Dataset excerpt
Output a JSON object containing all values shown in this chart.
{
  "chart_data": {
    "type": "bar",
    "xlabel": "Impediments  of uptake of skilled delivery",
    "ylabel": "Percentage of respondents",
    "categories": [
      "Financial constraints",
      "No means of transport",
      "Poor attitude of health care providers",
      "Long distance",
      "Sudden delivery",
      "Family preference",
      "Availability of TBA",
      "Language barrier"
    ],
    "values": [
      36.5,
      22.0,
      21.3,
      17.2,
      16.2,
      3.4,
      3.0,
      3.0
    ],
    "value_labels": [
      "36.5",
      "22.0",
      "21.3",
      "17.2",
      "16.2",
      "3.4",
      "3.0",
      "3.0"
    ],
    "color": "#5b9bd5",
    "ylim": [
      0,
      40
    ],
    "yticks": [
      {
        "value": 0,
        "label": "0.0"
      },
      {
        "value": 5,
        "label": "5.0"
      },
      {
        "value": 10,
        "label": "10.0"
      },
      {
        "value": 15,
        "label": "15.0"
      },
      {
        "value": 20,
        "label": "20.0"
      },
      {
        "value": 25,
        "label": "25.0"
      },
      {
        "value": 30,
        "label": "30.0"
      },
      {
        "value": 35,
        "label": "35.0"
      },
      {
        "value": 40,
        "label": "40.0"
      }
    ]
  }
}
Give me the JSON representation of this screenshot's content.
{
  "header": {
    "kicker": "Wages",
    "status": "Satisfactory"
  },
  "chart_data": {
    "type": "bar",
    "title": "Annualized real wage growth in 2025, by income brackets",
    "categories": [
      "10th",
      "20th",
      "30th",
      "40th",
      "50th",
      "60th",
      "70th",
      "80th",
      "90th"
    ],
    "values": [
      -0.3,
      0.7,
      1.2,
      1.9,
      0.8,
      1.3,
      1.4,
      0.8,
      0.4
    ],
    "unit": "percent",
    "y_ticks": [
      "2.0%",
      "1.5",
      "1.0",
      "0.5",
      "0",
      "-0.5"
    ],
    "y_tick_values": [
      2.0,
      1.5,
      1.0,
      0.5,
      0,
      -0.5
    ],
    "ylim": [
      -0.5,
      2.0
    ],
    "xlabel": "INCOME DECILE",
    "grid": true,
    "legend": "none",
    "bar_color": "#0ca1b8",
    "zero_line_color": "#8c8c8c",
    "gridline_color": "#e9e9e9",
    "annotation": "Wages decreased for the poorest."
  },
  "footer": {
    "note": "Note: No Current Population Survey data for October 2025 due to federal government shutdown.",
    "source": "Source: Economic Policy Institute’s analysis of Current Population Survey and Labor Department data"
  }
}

Job
Search the records for the word "this" and copy every line where it occurs.

Complete answer
Output a JSON object containing all values shown in this chart.
Give me the JSON representation of this screenshot's content.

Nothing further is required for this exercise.